* start *

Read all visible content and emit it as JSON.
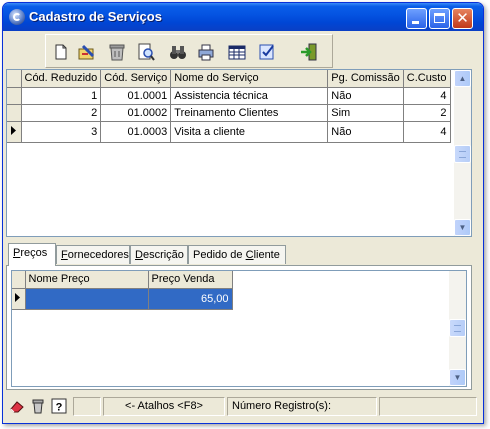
{
  "window": {
    "title": "Cadastro de Serviços"
  },
  "toolbar": {
    "tools": [
      "new-document-icon",
      "edit-icon",
      "delete-icon",
      "preview-icon",
      "search-binoculars-icon",
      "print-icon",
      "grid-view-icon",
      "confirm-icon",
      "exit-icon"
    ]
  },
  "services_grid": {
    "columns": [
      "Cód. Reduzido",
      "Cód. Serviço",
      "Nome do Serviço",
      "Pg. Comissão",
      "C.Custo"
    ],
    "rows": [
      [
        "1",
        "01.0001",
        "Assistencia técnica",
        "Não",
        "4"
      ],
      [
        "2",
        "01.0002",
        "Treinamento Clientes",
        "Sim",
        "2"
      ],
      [
        "3",
        "01.0003",
        "Visita a cliente",
        "Não",
        "4"
      ]
    ],
    "current_row": 3
  },
  "tabs": [
    {
      "label": "Preços",
      "hotkey": "P",
      "active": true
    },
    {
      "label": "Fornecedores",
      "hotkey": "F",
      "active": false
    },
    {
      "label": "Descrição",
      "hotkey": "D",
      "active": false
    },
    {
      "label": "Pedido de Cliente",
      "hotkey": "C",
      "active": false
    }
  ],
  "prices_grid": {
    "columns": [
      "Nome Preço",
      "Preço Venda"
    ],
    "rows": [
      [
        "",
        "65,00"
      ]
    ]
  },
  "statusbar": {
    "shortcut_text": "<- Atalhos <F8>",
    "record_label": "Número Registro(s):",
    "record_value": ""
  },
  "colors": {
    "title_bar": "#0054e3",
    "selection": "#316ac5",
    "face": "#ece9d8"
  }
}
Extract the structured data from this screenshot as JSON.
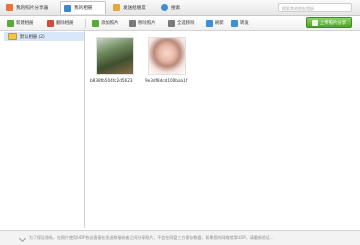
{
  "tabs": [
    {
      "label": "我的照片分享器",
      "icon": "camera-icon",
      "color": "#e8733c"
    },
    {
      "label": "我的相册",
      "icon": "album-icon",
      "color": "#3a87d6"
    },
    {
      "label": "发送给朋友",
      "icon": "send-icon",
      "color": "#e4a83a"
    },
    {
      "label": "搜索",
      "icon": "globe-icon",
      "color": "#3c8fd8"
    }
  ],
  "search": {
    "placeholder": "搜索其他朋友相册"
  },
  "toolbar": {
    "new_album": "新建相册",
    "delete_album": "删除相册",
    "add_photo": "添加照片",
    "remove_photo": "移除照片",
    "select_all": "全选移除",
    "refresh": "刷新",
    "share": "转发",
    "upload": "上传照片分享"
  },
  "sidebar": {
    "items": [
      {
        "label": "默认相册 (2)"
      }
    ]
  },
  "photos": [
    {
      "filename": "b838fb504fc2d5623"
    },
    {
      "filename": "9e3df8dcd100baa1f"
    }
  ],
  "status": {
    "text": "为了保证隐私，在照片使用UDP协议直接在发送和接收者之间分享照片，不会在网盘三方保存数据，如果您的网络禁用UDP，请重新验证..."
  },
  "colors": {
    "accent_green": "#4da22b",
    "selection": "#d8e7f9"
  }
}
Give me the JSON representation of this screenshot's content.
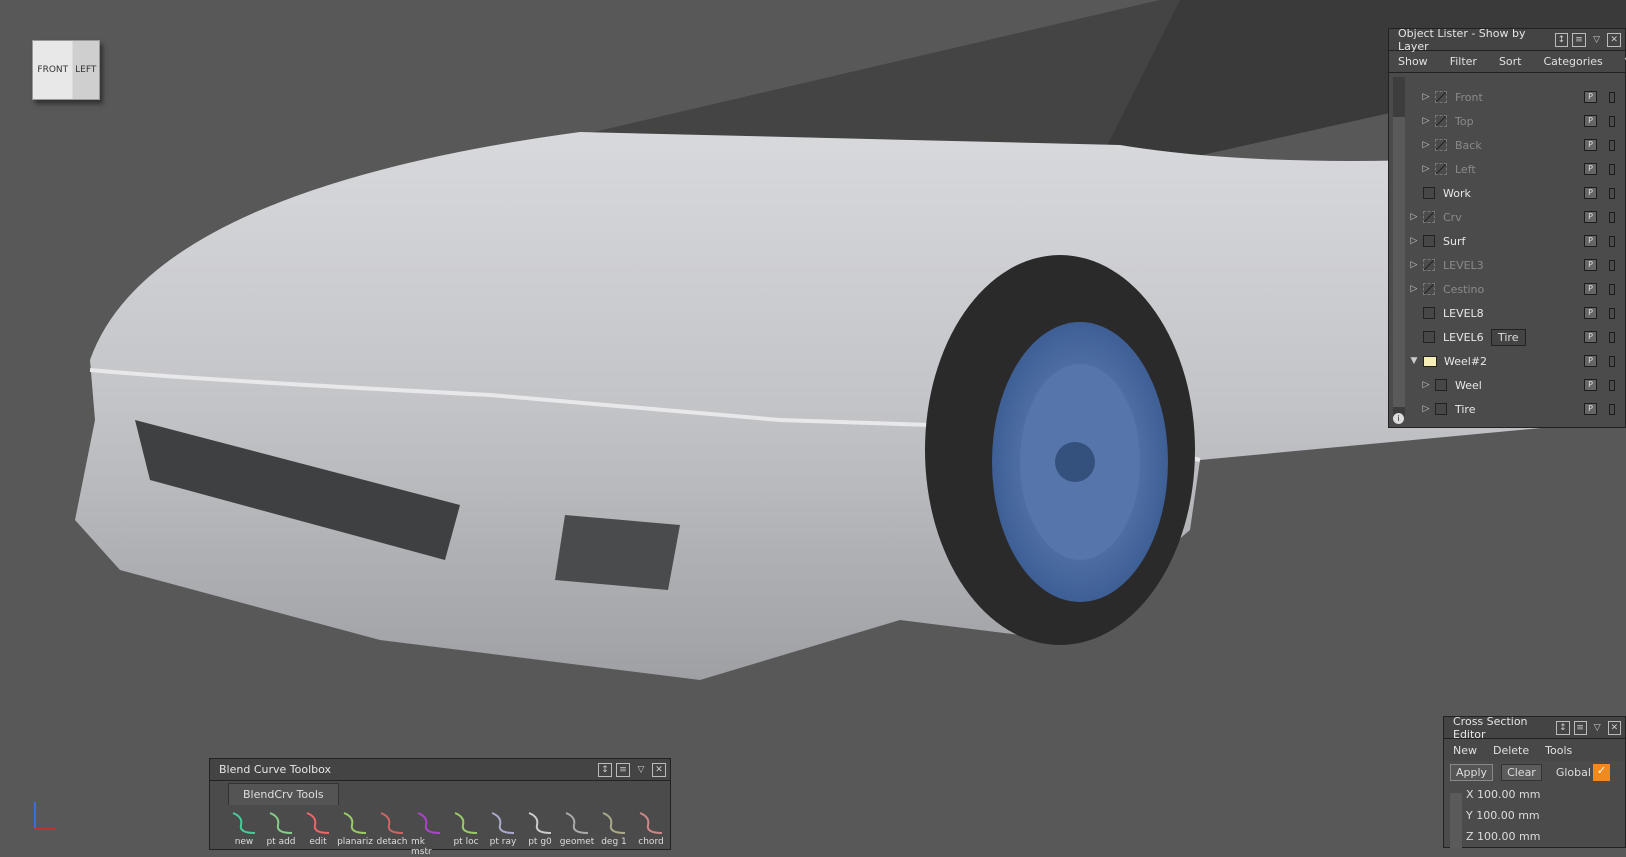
{
  "viewcube": {
    "front": "FRONT",
    "left": "LEFT"
  },
  "object_lister": {
    "title": "Object Lister - Show by Layer",
    "menu": [
      "Show",
      "Filter",
      "Sort",
      "Categories"
    ],
    "rows": [
      {
        "label": "Front",
        "indent": 2,
        "expand": true,
        "dim": true,
        "type": "hatch"
      },
      {
        "label": "Top",
        "indent": 2,
        "expand": true,
        "dim": true,
        "type": "hatch"
      },
      {
        "label": "Back",
        "indent": 2,
        "expand": true,
        "dim": true,
        "type": "hatch"
      },
      {
        "label": "Left",
        "indent": 2,
        "expand": true,
        "dim": true,
        "type": "hatch"
      },
      {
        "label": "Work",
        "indent": 1,
        "expand": false,
        "dim": false,
        "type": "box"
      },
      {
        "label": "Crv",
        "indent": 1,
        "expand": true,
        "dim": true,
        "type": "hatch"
      },
      {
        "label": "Surf",
        "indent": 1,
        "expand": true,
        "dim": false,
        "type": "box"
      },
      {
        "label": "LEVEL3",
        "indent": 1,
        "expand": true,
        "dim": true,
        "type": "hatch"
      },
      {
        "label": "Cestino",
        "indent": 1,
        "expand": true,
        "dim": true,
        "type": "hatch"
      },
      {
        "label": "LEVEL8",
        "indent": 1,
        "expand": false,
        "dim": false,
        "type": "box"
      },
      {
        "label": "LEVEL6",
        "indent": 1,
        "expand": false,
        "dim": false,
        "type": "box"
      },
      {
        "label": "Weel#2",
        "indent": 1,
        "expand": "open",
        "dim": false,
        "type": "folder"
      },
      {
        "label": "Weel",
        "indent": 2,
        "expand": true,
        "dim": false,
        "type": "box"
      },
      {
        "label": "Tire",
        "indent": 2,
        "expand": true,
        "dim": false,
        "type": "box"
      }
    ],
    "p_label": "P",
    "tooltip": "Tire"
  },
  "blend_toolbox": {
    "title": "Blend Curve Toolbox",
    "tab": "BlendCrv Tools",
    "tools": [
      "new",
      "pt add",
      "edit",
      "planariz",
      "detach",
      "mk mstr",
      "pt loc",
      "pt ray",
      "pt g0",
      "geomet",
      "deg 1",
      "chord"
    ]
  },
  "cross_section": {
    "title": "Cross Section Editor",
    "menu": [
      "New",
      "Delete",
      "Tools"
    ],
    "apply": "Apply",
    "clear": "Clear",
    "global": "Global",
    "accent": "#f08a1e",
    "coords": [
      "X 100.00 mm",
      "Y 100.00 mm",
      "Z 100.00 mm"
    ]
  }
}
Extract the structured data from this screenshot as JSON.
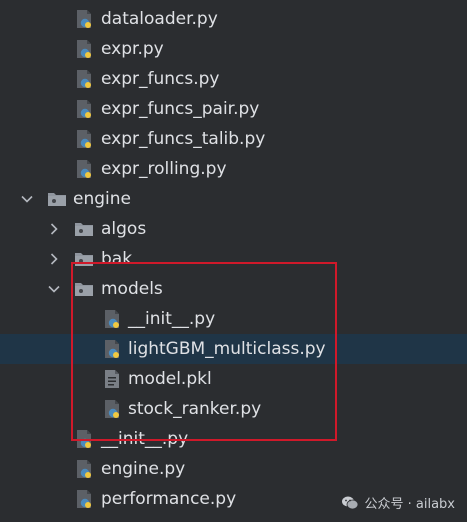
{
  "project_tree": {
    "items": [
      {
        "label": "dataloader.py",
        "type": "python",
        "depth": 2
      },
      {
        "label": "expr.py",
        "type": "python",
        "depth": 2
      },
      {
        "label": "expr_funcs.py",
        "type": "python",
        "depth": 2
      },
      {
        "label": "expr_funcs_pair.py",
        "type": "python",
        "depth": 2
      },
      {
        "label": "expr_funcs_talib.py",
        "type": "python",
        "depth": 2
      },
      {
        "label": "expr_rolling.py",
        "type": "python",
        "depth": 2
      },
      {
        "label": "engine",
        "type": "folder",
        "depth": 1,
        "expanded": true
      },
      {
        "label": "algos",
        "type": "folder",
        "depth": 2,
        "expanded": false
      },
      {
        "label": "bak",
        "type": "folder",
        "depth": 2,
        "expanded": false
      },
      {
        "label": "models",
        "type": "folder",
        "depth": 2,
        "expanded": true
      },
      {
        "label": "__init__.py",
        "type": "python",
        "depth": 3
      },
      {
        "label": "lightGBM_multiclass.py",
        "type": "python",
        "depth": 3,
        "selected": true
      },
      {
        "label": "model.pkl",
        "type": "file",
        "depth": 3
      },
      {
        "label": "stock_ranker.py",
        "type": "python",
        "depth": 3
      },
      {
        "label": "__init__.py",
        "type": "python",
        "depth": 2
      },
      {
        "label": "engine.py",
        "type": "python",
        "depth": 2
      },
      {
        "label": "performance.py",
        "type": "python",
        "depth": 2
      }
    ]
  },
  "watermark": {
    "text": "公众号 · ailabx",
    "icon": "wechat-icon"
  },
  "colors": {
    "background": "#2b2d30",
    "selected_row": "#1f3547",
    "highlight_box": "#d0192a",
    "text": "#dfe1e5",
    "python_blue": "#4b8bbe",
    "python_yellow": "#f0c840"
  }
}
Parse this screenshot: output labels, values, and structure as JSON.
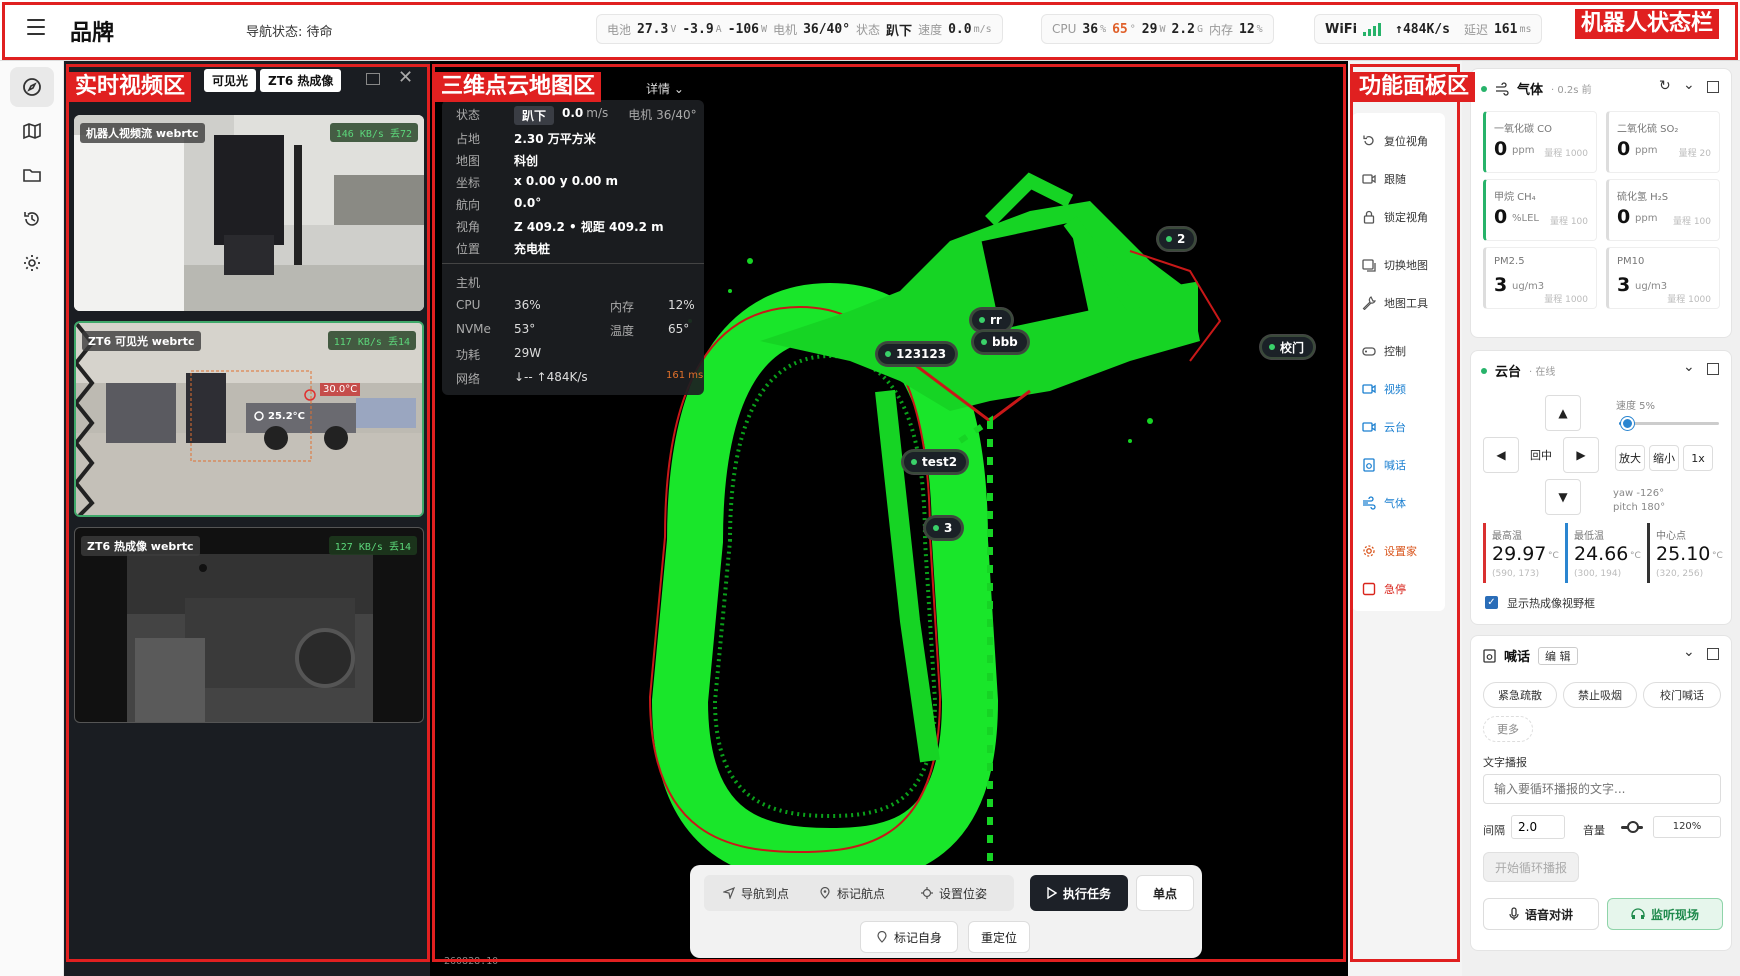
{
  "topbar": {
    "brand": "品牌",
    "nav_status": "导航状态: 待命",
    "battery_label": "电池",
    "battery_v": "27.3",
    "battery_v_unit": "V",
    "battery_a": "-3.9",
    "battery_a_unit": "A",
    "battery_w": "-106",
    "battery_w_unit": "W",
    "motor_label": "电机",
    "motor_val": "36/40°",
    "state_label": "状态",
    "state_val": "趴下",
    "speed_label": "速度",
    "speed_val": "0.0",
    "speed_unit": "m/s",
    "cpu_label": "CPU",
    "cpu_val": "36",
    "cpu_unit": "%",
    "cpu_temp": "65",
    "cpu_temp_unit": "°",
    "power_val": "29",
    "power_unit": "W",
    "mem_gb": "2.2",
    "mem_gb_unit": "G",
    "mem_label": "内存",
    "mem_val": "12",
    "mem_unit": "%",
    "wifi_label": "WiFi",
    "wifi_rate": "↑484K/s",
    "latency_label": "延迟",
    "latency_val": "161",
    "latency_unit": "ms"
  },
  "regions": {
    "status": "机器人状态栏",
    "video": "实时视频区",
    "map": "三维点云地图区",
    "func": "功能面板区"
  },
  "video": {
    "tabs": [
      "可见光",
      "ZT6 热成像"
    ],
    "cards": [
      {
        "label": "机器人视频流 webrtc",
        "rate": "146 KB/s 丢72"
      },
      {
        "label": "ZT6 可见光 webrtc",
        "rate": "117 KB/s 丢14",
        "temp_hi": "30.0°C",
        "temp_center": "25.2°C"
      },
      {
        "label": "ZT6 热成像 webrtc",
        "rate": "127 KB/s 丢14"
      }
    ]
  },
  "map": {
    "detail": "详情",
    "info": {
      "status_k": "状态",
      "status_v": "趴下",
      "speed_v": "0.0",
      "speed_u": "m/s",
      "motor_v": "电机 36/40°",
      "area_k": "占地",
      "area_v": "2.30 万平方米",
      "map_k": "地图",
      "map_v": "科创",
      "coord_k": "坐标",
      "coord_v": "x 0.00  y 0.00 m",
      "heading_k": "航向",
      "heading_v": "0.0°",
      "view_k": "视角",
      "view_v": "Z 409.2  •  视距 409.2 m",
      "pos_k": "位置",
      "pos_v": "充电桩",
      "host": "主机",
      "cpu_k": "CPU",
      "cpu_v": "36%",
      "mem_k": "内存",
      "mem_v": "12%",
      "nvme_k": "NVMe",
      "nvme_v": "53°",
      "temp_k": "温度",
      "temp_v": "65°",
      "pw_k": "功耗",
      "pw_v": "29W",
      "net_k": "网络",
      "net_v": "↓--   ↑484K/s",
      "net_ms": "161 ms"
    },
    "markers": [
      "2",
      "rr",
      "bbb",
      "123123",
      "校门",
      "test2",
      "3"
    ],
    "version": "260828.10",
    "bottom": {
      "nav_to": "导航到点",
      "mark_nav": "标记航点",
      "set_pose": "设置位姿",
      "exec": "执行任务",
      "single": "单点",
      "mark_self": "标记自身",
      "relocate": "重定位"
    }
  },
  "func": {
    "items": [
      "复位视角",
      "跟随",
      "锁定视角",
      "切换地图",
      "地图工具",
      "控制",
      "视频",
      "云台",
      "喊话",
      "气体",
      "设置家",
      "急停"
    ]
  },
  "gas": {
    "title": "气体",
    "ago": "· 0.2s 前",
    "items": [
      {
        "name": "一氧化碳 CO",
        "value": "0",
        "unit": "ppm",
        "range": "量程 1000"
      },
      {
        "name": "二氧化硫 SO₂",
        "value": "0",
        "unit": "ppm",
        "range": "量程 20"
      },
      {
        "name": "甲烷 CH₄",
        "value": "0",
        "unit": "%LEL",
        "range": "量程 100"
      },
      {
        "name": "硫化氢 H₂S",
        "value": "0",
        "unit": "ppm",
        "range": "量程 100"
      },
      {
        "name": "PM2.5",
        "value": "3",
        "unit": "ug/m3",
        "range": "量程 1000"
      },
      {
        "name": "PM10",
        "value": "3",
        "unit": "ug/m3",
        "range": "量程 1000"
      }
    ]
  },
  "ptz": {
    "title": "云台",
    "online": "· 在线",
    "speed": "速度 5%",
    "speed_fraction": 0.05,
    "center": "回中",
    "zoom_in": "放大",
    "zoom_out": "缩小",
    "zoom": "1x",
    "yaw": "yaw -126°",
    "pitch": "pitch 180°",
    "max_k": "最高温",
    "max_v": "29.97",
    "max_xy": "(590, 173)",
    "min_k": "最低温",
    "min_v": "24.66",
    "min_xy": "(300, 194)",
    "mid_k": "中心点",
    "mid_v": "25.10",
    "mid_xy": "(320, 256)",
    "unit": "°C",
    "show_fov": "显示热成像视野框"
  },
  "speak": {
    "title": "喊话",
    "edit": "编 辑",
    "chips": [
      "紧急疏散",
      "禁止吸烟",
      "校门喊话"
    ],
    "more": "更多",
    "tts_label": "文字播报",
    "tts_placeholder": "输入要循环播报的文字...",
    "interval_k": "间隔",
    "interval_v": "2.0",
    "volume_k": "音量",
    "volume_v": "120%",
    "volume_fraction": 0.55,
    "start_loop": "开始循环播报",
    "talk": "语音对讲",
    "listen": "监听现场"
  }
}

* end *

- _What the exercise asks_: Look through the entries above; copy every line holding the string "this".

- _Task solution_:
Extract the structured data from this screenshot as JSON.
Give me the JSON representation of this screenshot's content.
Extract the structured data from this screenshot as JSON.
Parse this screenshot: output labels, values, and structure as JSON.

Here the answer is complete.